What is expected
Repeat the records below exactly.

[Dataset entries]
* BEGIN *

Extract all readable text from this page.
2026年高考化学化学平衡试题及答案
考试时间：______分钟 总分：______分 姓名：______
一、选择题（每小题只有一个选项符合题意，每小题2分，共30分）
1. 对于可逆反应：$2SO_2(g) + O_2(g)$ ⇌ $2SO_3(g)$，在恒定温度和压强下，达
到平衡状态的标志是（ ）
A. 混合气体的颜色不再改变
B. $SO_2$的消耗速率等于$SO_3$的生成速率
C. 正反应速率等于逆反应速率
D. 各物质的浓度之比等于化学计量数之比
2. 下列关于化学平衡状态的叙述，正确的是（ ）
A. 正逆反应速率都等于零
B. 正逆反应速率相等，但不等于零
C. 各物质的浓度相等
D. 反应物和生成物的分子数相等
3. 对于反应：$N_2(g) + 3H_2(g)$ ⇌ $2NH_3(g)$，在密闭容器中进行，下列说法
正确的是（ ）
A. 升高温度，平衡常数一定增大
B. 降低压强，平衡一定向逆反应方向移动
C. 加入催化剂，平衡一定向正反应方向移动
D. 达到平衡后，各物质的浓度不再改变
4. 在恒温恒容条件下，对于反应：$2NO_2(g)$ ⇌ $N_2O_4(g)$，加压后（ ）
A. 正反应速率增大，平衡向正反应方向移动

* END *

Result for this task
Extract all readable text from this page.
2026年高考化学化学平衡试题及答案
考试时间：______分钟 总分：______分 姓名：______
一、选择题（每小题只有一个选项符合题意，每小题2分，共30分）
1. 对于可逆反应：$2SO_2(g) + O_2(g)$ ⇌ $2SO_3(g)$，在恒定温度和压强下，达
到平衡状态的标志是（ ）
A. 混合气体的颜色不再改变
B. $SO_2$的消耗速率等于$SO_3$的生成速率
C. 正反应速率等于逆反应速率
D. 各物质的浓度之比等于化学计量数之比
2. 下列关于化学平衡状态的叙述，正确的是（ ）
A. 正逆反应速率都等于零
B. 正逆反应速率相等，但不等于零
C. 各物质的浓度相等
D. 反应物和生成物的分子数相等
3. 对于反应：$N_2(g) + 3H_2(g)$ ⇌ $2NH_3(g)$，在密闭容器中进行，下列说法
正确的是（ ）
A. 升高温度，平衡常数一定增大
B. 降低压强，平衡一定向逆反应方向移动
C. 加入催化剂，平衡一定向正反应方向移动
D. 达到平衡后，各物质的浓度不再改变
4. 在恒温恒容条件下，对于反应：$2NO_2(g)$ ⇌ $N_2O_4(g)$，加压后（ ）
A. 正反应速率增大，平衡向正反应方向移动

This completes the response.